— What is needed —
Look through the data for the string "this". Copy every line where it is found.

Some records:
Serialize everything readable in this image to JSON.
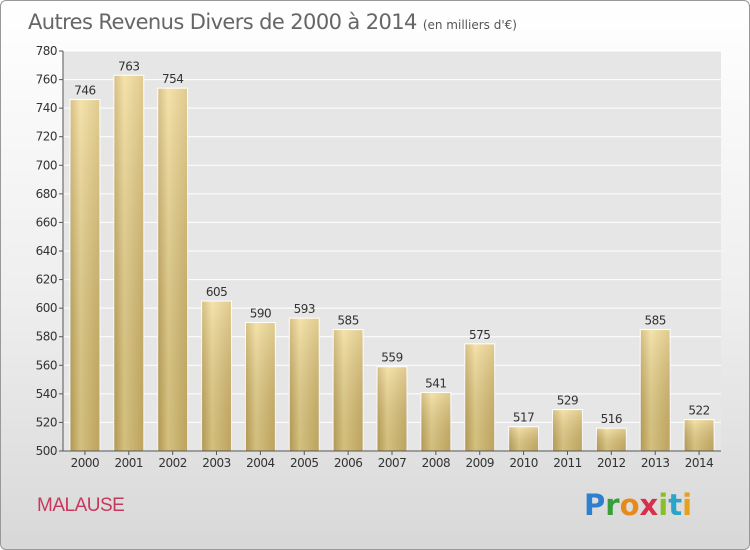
{
  "chart_data": {
    "type": "bar",
    "title": "Autres Revenus Divers de 2000 à 2014",
    "subtitle": "(en milliers d'€)",
    "categories": [
      "2000",
      "2001",
      "2002",
      "2003",
      "2004",
      "2005",
      "2006",
      "2007",
      "2008",
      "2009",
      "2010",
      "2011",
      "2012",
      "2013",
      "2014"
    ],
    "values": [
      746,
      763,
      754,
      605,
      590,
      593,
      585,
      559,
      541,
      575,
      517,
      529,
      516,
      585,
      522
    ],
    "ylim": [
      500,
      780
    ],
    "yticks": [
      500,
      520,
      540,
      560,
      580,
      600,
      620,
      640,
      660,
      680,
      700,
      720,
      740,
      760,
      780
    ],
    "grid": true,
    "bar_color": "#e6c97a",
    "legend": "none"
  },
  "footer": {
    "place_name": "MALAUSE",
    "brand": {
      "l1": "P",
      "l2": "r",
      "l3": "o",
      "l4": "x",
      "l5": "i",
      "l6": "t",
      "l7": "i"
    }
  }
}
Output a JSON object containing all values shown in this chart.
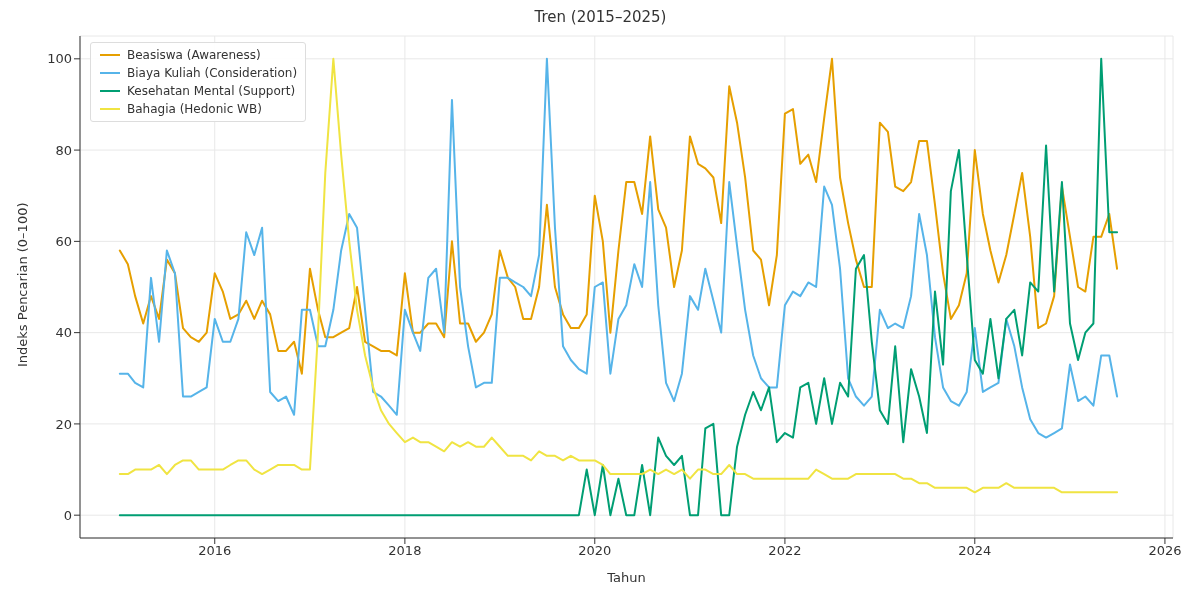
{
  "chart_data": {
    "type": "line",
    "title": "Tren (2015–2025)",
    "xlabel": "Tahun",
    "ylabel": "Indeks Pencarian (0–100)",
    "x": [
      "2015-01",
      "2015-02",
      "2015-03",
      "2015-04",
      "2015-05",
      "2015-06",
      "2015-07",
      "2015-08",
      "2015-09",
      "2015-10",
      "2015-11",
      "2015-12",
      "2016-01",
      "2016-02",
      "2016-03",
      "2016-04",
      "2016-05",
      "2016-06",
      "2016-07",
      "2016-08",
      "2016-09",
      "2016-10",
      "2016-11",
      "2016-12",
      "2017-01",
      "2017-02",
      "2017-03",
      "2017-04",
      "2017-05",
      "2017-06",
      "2017-07",
      "2017-08",
      "2017-09",
      "2017-10",
      "2017-11",
      "2017-12",
      "2018-01",
      "2018-02",
      "2018-03",
      "2018-04",
      "2018-05",
      "2018-06",
      "2018-07",
      "2018-08",
      "2018-09",
      "2018-10",
      "2018-11",
      "2018-12",
      "2019-01",
      "2019-02",
      "2019-03",
      "2019-04",
      "2019-05",
      "2019-06",
      "2019-07",
      "2019-08",
      "2019-09",
      "2019-10",
      "2019-11",
      "2019-12",
      "2020-01",
      "2020-02",
      "2020-03",
      "2020-04",
      "2020-05",
      "2020-06",
      "2020-07",
      "2020-08",
      "2020-09",
      "2020-10",
      "2020-11",
      "2020-12",
      "2021-01",
      "2021-02",
      "2021-03",
      "2021-04",
      "2021-05",
      "2021-06",
      "2021-07",
      "2021-08",
      "2021-09",
      "2021-10",
      "2021-11",
      "2021-12",
      "2022-01",
      "2022-02",
      "2022-03",
      "2022-04",
      "2022-05",
      "2022-06",
      "2022-07",
      "2022-08",
      "2022-09",
      "2022-10",
      "2022-11",
      "2022-12",
      "2023-01",
      "2023-02",
      "2023-03",
      "2023-04",
      "2023-05",
      "2023-06",
      "2023-07",
      "2023-08",
      "2023-09",
      "2023-10",
      "2023-11",
      "2023-12",
      "2024-01",
      "2024-02",
      "2024-03",
      "2024-04",
      "2024-05",
      "2024-06",
      "2024-07",
      "2024-08",
      "2024-09",
      "2024-10",
      "2024-11",
      "2024-12",
      "2025-01",
      "2025-02",
      "2025-03",
      "2025-04",
      "2025-05",
      "2025-06",
      "2025-07"
    ],
    "series": [
      {
        "name": "Beasiswa (Awareness)",
        "color": "#e69f00",
        "values": [
          58,
          55,
          48,
          42,
          48,
          43,
          56,
          53,
          41,
          39,
          38,
          40,
          53,
          49,
          43,
          44,
          47,
          43,
          47,
          44,
          36,
          36,
          38,
          31,
          54,
          45,
          39,
          39,
          40,
          41,
          50,
          38,
          37,
          36,
          36,
          35,
          53,
          40,
          40,
          42,
          42,
          39,
          60,
          42,
          42,
          38,
          40,
          44,
          58,
          52,
          50,
          43,
          43,
          50,
          68,
          50,
          44,
          41,
          41,
          44,
          70,
          60,
          40,
          58,
          73,
          73,
          66,
          83,
          67,
          63,
          50,
          58,
          83,
          77,
          76,
          74,
          64,
          94,
          86,
          74,
          58,
          56,
          46,
          57,
          88,
          89,
          77,
          79,
          73,
          87,
          100,
          74,
          64,
          56,
          50,
          50,
          86,
          84,
          72,
          71,
          73,
          82,
          82,
          68,
          53,
          43,
          46,
          53,
          80,
          66,
          58,
          51,
          57,
          66,
          75,
          61,
          41,
          42,
          48,
          72,
          61,
          50,
          49,
          61,
          61,
          66,
          54
        ]
      },
      {
        "name": "Biaya Kuliah (Consideration)",
        "color": "#56b4e9",
        "values": [
          31,
          31,
          29,
          28,
          52,
          38,
          58,
          53,
          26,
          26,
          27,
          28,
          43,
          38,
          38,
          43,
          62,
          57,
          63,
          27,
          25,
          26,
          22,
          45,
          45,
          37,
          37,
          45,
          58,
          66,
          63,
          45,
          27,
          26,
          24,
          22,
          45,
          40,
          36,
          52,
          54,
          40,
          91,
          50,
          37,
          28,
          29,
          29,
          52,
          52,
          51,
          50,
          48,
          57,
          100,
          63,
          37,
          34,
          32,
          31,
          50,
          51,
          31,
          43,
          46,
          55,
          50,
          73,
          46,
          29,
          25,
          31,
          48,
          45,
          54,
          47,
          40,
          73,
          59,
          45,
          35,
          30,
          28,
          28,
          46,
          49,
          48,
          51,
          50,
          72,
          68,
          54,
          30,
          26,
          24,
          26,
          45,
          41,
          42,
          41,
          48,
          66,
          57,
          39,
          28,
          25,
          24,
          27,
          41,
          27,
          28,
          29,
          43,
          37,
          28,
          21,
          18,
          17,
          18,
          19,
          33,
          25,
          26,
          24,
          35,
          35,
          26
        ]
      },
      {
        "name": "Kesehatan Mental (Support)",
        "color": "#009e73",
        "values": [
          0,
          0,
          0,
          0,
          0,
          0,
          0,
          0,
          0,
          0,
          0,
          0,
          0,
          0,
          0,
          0,
          0,
          0,
          0,
          0,
          0,
          0,
          0,
          0,
          0,
          0,
          0,
          0,
          0,
          0,
          0,
          0,
          0,
          0,
          0,
          0,
          0,
          0,
          0,
          0,
          0,
          0,
          0,
          0,
          0,
          0,
          0,
          0,
          0,
          0,
          0,
          0,
          0,
          0,
          0,
          0,
          0,
          0,
          0,
          10,
          0,
          11,
          0,
          8,
          0,
          0,
          11,
          0,
          17,
          13,
          11,
          13,
          0,
          0,
          19,
          20,
          0,
          0,
          15,
          22,
          27,
          23,
          28,
          16,
          18,
          17,
          28,
          29,
          20,
          30,
          20,
          29,
          26,
          54,
          57,
          38,
          23,
          20,
          37,
          16,
          32,
          26,
          18,
          49,
          33,
          71,
          80,
          57,
          34,
          31,
          43,
          30,
          43,
          45,
          35,
          51,
          49,
          81,
          49,
          73,
          42,
          34,
          40,
          42,
          100,
          62,
          62
        ]
      },
      {
        "name": "Bahagia (Hedonic WB)",
        "color": "#f0e442",
        "values": [
          9,
          9,
          10,
          10,
          10,
          11,
          9,
          11,
          12,
          12,
          10,
          10,
          10,
          10,
          11,
          12,
          12,
          10,
          9,
          10,
          11,
          11,
          11,
          10,
          10,
          40,
          75,
          100,
          79,
          60,
          45,
          35,
          28,
          23,
          20,
          18,
          16,
          17,
          16,
          16,
          15,
          14,
          16,
          15,
          16,
          15,
          15,
          17,
          15,
          13,
          13,
          13,
          12,
          14,
          13,
          13,
          12,
          13,
          12,
          12,
          12,
          11,
          9,
          9,
          9,
          9,
          9,
          10,
          9,
          10,
          9,
          10,
          8,
          10,
          10,
          9,
          9,
          11,
          9,
          9,
          8,
          8,
          8,
          8,
          8,
          8,
          8,
          8,
          10,
          9,
          8,
          8,
          8,
          9,
          9,
          9,
          9,
          9,
          9,
          8,
          8,
          7,
          7,
          6,
          6,
          6,
          6,
          6,
          5,
          6,
          6,
          6,
          7,
          6,
          6,
          6,
          6,
          6,
          6,
          5,
          5,
          5,
          5,
          5,
          5,
          5,
          5
        ]
      }
    ],
    "xlim": [
      "2014-08",
      "2026-02"
    ],
    "xticks": [
      "2016",
      "2018",
      "2020",
      "2022",
      "2024",
      "2026"
    ],
    "ylim": [
      -5,
      105
    ],
    "yticks": [
      0,
      20,
      40,
      60,
      80,
      100
    ],
    "grid": true,
    "legend": "top left"
  }
}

— Written answer —
Serialize everything readable in this image to JSON.
Output a JSON object containing all values shown in this chart.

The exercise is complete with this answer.